(Dataset records)
-- Begin --

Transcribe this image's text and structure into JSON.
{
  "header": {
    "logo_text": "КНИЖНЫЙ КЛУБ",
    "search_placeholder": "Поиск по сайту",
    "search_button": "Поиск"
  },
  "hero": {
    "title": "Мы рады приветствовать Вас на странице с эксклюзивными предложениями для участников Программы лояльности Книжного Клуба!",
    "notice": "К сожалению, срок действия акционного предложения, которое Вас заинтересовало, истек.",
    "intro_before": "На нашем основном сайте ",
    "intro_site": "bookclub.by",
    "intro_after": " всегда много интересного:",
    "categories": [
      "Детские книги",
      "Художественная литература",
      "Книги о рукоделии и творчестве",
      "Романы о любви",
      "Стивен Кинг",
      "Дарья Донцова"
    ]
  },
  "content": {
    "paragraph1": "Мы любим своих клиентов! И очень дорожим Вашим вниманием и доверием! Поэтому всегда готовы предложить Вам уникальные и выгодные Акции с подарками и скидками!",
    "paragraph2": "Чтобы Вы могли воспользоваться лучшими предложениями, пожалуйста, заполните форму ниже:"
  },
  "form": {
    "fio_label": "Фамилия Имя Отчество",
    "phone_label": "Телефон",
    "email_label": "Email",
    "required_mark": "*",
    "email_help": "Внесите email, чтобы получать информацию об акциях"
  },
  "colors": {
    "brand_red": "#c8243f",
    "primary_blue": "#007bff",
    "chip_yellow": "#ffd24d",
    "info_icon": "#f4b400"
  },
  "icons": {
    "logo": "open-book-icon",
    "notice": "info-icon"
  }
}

-- End --
-- Begin --

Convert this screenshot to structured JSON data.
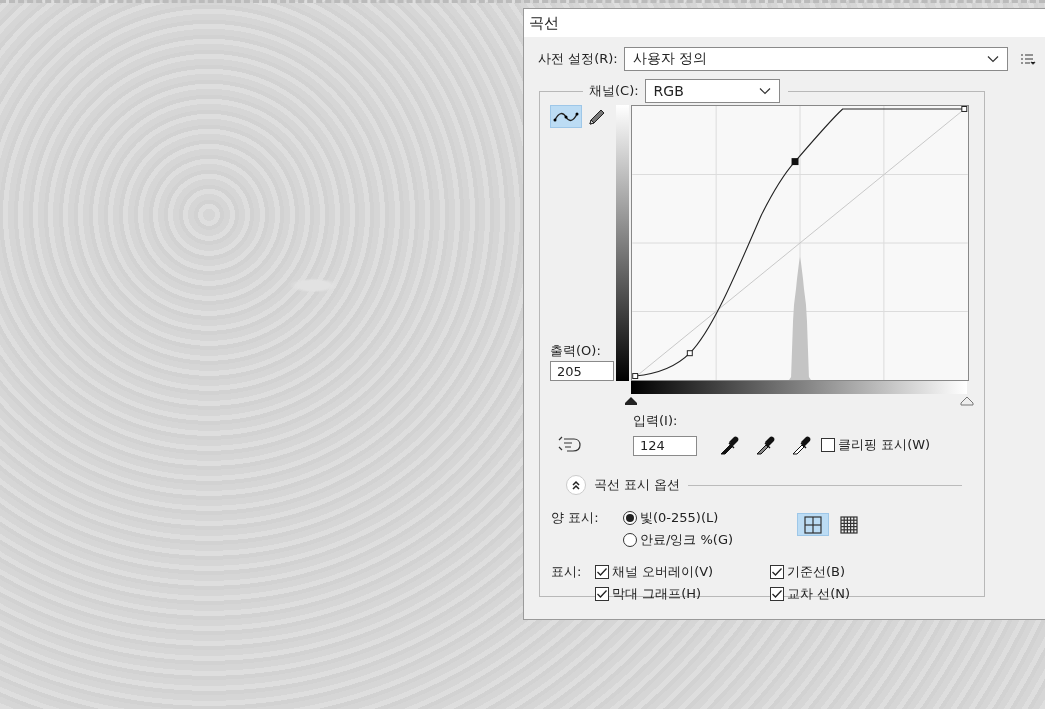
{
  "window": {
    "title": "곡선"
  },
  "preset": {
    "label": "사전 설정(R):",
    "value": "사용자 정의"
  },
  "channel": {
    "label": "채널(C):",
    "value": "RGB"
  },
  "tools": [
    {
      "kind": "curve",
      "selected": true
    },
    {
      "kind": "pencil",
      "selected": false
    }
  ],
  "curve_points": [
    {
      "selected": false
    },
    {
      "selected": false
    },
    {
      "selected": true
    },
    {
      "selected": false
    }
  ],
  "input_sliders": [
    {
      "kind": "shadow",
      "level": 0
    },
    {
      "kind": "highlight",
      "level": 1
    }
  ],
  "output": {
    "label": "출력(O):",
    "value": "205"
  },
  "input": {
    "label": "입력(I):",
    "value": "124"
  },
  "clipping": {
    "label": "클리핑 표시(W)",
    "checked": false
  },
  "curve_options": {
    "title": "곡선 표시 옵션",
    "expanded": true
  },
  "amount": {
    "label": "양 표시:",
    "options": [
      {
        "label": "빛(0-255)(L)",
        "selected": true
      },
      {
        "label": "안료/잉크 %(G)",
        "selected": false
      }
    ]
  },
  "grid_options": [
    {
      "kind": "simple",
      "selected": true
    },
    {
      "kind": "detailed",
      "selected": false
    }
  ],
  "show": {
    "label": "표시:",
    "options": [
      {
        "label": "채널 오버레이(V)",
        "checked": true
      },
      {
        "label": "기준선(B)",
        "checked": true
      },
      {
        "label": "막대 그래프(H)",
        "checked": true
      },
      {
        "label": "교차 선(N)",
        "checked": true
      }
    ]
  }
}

-- End --

• OBJECTIVE: Your task is to collect every line above that contains the word "предложениями".

• ANSWER TO THIS EXERCISE:
    "title": "Мы рады приветствовать Вас на странице с эксклюзивными предложениями для участников Программы лояльности Книжного Клуба!",
    "paragraph2": "Чтобы Вы могли воспользоваться лучшими предложениями, пожалуйста, заполните форму ниже:"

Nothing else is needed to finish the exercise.